A run of records

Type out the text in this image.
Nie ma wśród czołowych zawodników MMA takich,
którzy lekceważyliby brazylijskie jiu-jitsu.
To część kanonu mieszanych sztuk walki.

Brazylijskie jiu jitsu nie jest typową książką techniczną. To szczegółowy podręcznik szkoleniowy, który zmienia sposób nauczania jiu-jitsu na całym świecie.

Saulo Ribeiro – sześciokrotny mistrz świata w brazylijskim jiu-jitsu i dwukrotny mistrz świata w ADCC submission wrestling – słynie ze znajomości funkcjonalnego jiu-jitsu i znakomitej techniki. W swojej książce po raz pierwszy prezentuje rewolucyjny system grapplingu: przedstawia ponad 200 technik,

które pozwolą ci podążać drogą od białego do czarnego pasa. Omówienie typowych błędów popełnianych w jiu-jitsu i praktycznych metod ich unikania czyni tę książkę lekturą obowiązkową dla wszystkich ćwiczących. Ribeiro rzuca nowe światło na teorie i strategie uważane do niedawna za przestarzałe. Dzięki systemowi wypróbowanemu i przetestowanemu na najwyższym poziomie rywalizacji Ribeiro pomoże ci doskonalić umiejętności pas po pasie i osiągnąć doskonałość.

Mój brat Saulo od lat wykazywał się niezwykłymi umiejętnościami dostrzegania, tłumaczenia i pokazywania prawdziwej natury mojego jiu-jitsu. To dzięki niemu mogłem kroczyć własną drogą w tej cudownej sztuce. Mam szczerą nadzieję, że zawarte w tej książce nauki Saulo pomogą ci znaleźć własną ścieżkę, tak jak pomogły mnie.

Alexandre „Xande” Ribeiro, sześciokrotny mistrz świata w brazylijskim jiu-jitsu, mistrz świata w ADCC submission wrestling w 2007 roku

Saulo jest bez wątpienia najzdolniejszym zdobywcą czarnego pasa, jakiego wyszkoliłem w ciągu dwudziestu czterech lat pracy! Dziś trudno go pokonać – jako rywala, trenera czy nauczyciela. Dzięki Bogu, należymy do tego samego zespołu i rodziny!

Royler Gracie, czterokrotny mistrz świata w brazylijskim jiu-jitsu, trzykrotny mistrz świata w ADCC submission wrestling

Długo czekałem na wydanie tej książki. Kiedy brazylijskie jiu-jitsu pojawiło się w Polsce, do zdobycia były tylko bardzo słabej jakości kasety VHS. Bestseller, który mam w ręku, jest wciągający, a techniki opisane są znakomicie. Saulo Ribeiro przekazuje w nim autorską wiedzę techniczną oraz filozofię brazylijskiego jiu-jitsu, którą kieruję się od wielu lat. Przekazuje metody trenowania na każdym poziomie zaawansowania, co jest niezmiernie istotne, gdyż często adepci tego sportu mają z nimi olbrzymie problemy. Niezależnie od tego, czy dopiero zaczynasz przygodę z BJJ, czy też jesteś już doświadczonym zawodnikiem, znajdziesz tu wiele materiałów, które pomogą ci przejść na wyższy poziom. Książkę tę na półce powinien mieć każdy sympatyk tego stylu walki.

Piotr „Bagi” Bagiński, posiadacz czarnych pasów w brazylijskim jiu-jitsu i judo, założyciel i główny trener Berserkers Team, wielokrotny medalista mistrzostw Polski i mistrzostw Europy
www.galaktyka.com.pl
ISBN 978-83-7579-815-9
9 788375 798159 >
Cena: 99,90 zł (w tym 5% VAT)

**WORK TO COMPLETE:** Nothing in the data may differ; print all of it exactly as written.

**COMPLETE OUTPUT:**
Type out the text in this image.
Nie ma wśród czołowych zawodników MMA takich,
którzy lekceważyliby brazylijskie jiu-jitsu.
To część kanonu mieszanych sztuk walki.

Brazylijskie jiu jitsu nie jest typową książką techniczną. To szczegółowy podręcznik szkoleniowy, który zmienia sposób nauczania jiu-jitsu na całym świecie.

Saulo Ribeiro – sześciokrotny mistrz świata w brazylijskim jiu-jitsu i dwukrotny mistrz świata w ADCC submission wrestling – słynie ze znajomości funkcjonalnego jiu-jitsu i znakomitej techniki. W swojej książce po raz pierwszy prezentuje rewolucyjny system grapplingu: przedstawia ponad 200 technik,

które pozwolą ci podążać drogą od białego do czarnego pasa. Omówienie typowych błędów popełnianych w jiu-jitsu i praktycznych metod ich unikania czyni tę książkę lekturą obowiązkową dla wszystkich ćwiczących. Ribeiro rzuca nowe światło na teorie i strategie uważane do niedawna za przestarzałe. Dzięki systemowi wypróbowanemu i przetestowanemu na najwyższym poziomie rywalizacji Ribeiro pomoże ci doskonalić umiejętności pas po pasie i osiągnąć doskonałość.

Mój brat Saulo od lat wykazywał się niezwykłymi umiejętnościami dostrzegania, tłumaczenia i pokazywania prawdziwej natury mojego jiu-jitsu. To dzięki niemu mogłem kroczyć własną drogą w tej cudownej sztuce. Mam szczerą nadzieję, że zawarte w tej książce nauki Saulo pomogą ci znaleźć własną ścieżkę, tak jak pomogły mnie.

Alexandre „Xande” Ribeiro, sześciokrotny mistrz świata w brazylijskim jiu-jitsu, mistrz świata w ADCC submission wrestling w 2007 roku

Saulo jest bez wątpienia najzdolniejszym zdobywcą czarnego pasa, jakiego wyszkoliłem w ciągu dwudziestu czterech lat pracy! Dziś trudno go pokonać – jako rywala, trenera czy nauczyciela. Dzięki Bogu, należymy do tego samego zespołu i rodziny!

Royler Gracie, czterokrotny mistrz świata w brazylijskim jiu-jitsu, trzykrotny mistrz świata w ADCC submission wrestling

Długo czekałem na wydanie tej książki. Kiedy brazylijskie jiu-jitsu pojawiło się w Polsce, do zdobycia były tylko bardzo słabej jakości kasety VHS. Bestseller, który mam w ręku, jest wciągający, a techniki opisane są znakomicie. Saulo Ribeiro przekazuje w nim autorską wiedzę techniczną oraz filozofię brazylijskiego jiu-jitsu, którą kieruję się od wielu lat. Przekazuje metody trenowania na każdym poziomie zaawansowania, co jest niezmiernie istotne, gdyż często adepci tego sportu mają z nimi olbrzymie problemy. Niezależnie od tego, czy dopiero zaczynasz przygodę z BJJ, czy też jesteś już doświadczonym zawodnikiem, znajdziesz tu wiele materiałów, które pomogą ci przejść na wyższy poziom. Książkę tę na półce powinien mieć każdy sympatyk tego stylu walki.

Piotr „Bagi” Bagiński, posiadacz czarnych pasów w brazylijskim jiu-jitsu i judo, założyciel i główny trener Berserkers Team, wielokrotny medalista mistrzostw Polski i mistrzostw Europy
www.galaktyka.com.pl
ISBN 978-83-7579-815-9
9 788375 798159 >
Cena: 99,90 zł (w tym 5% VAT)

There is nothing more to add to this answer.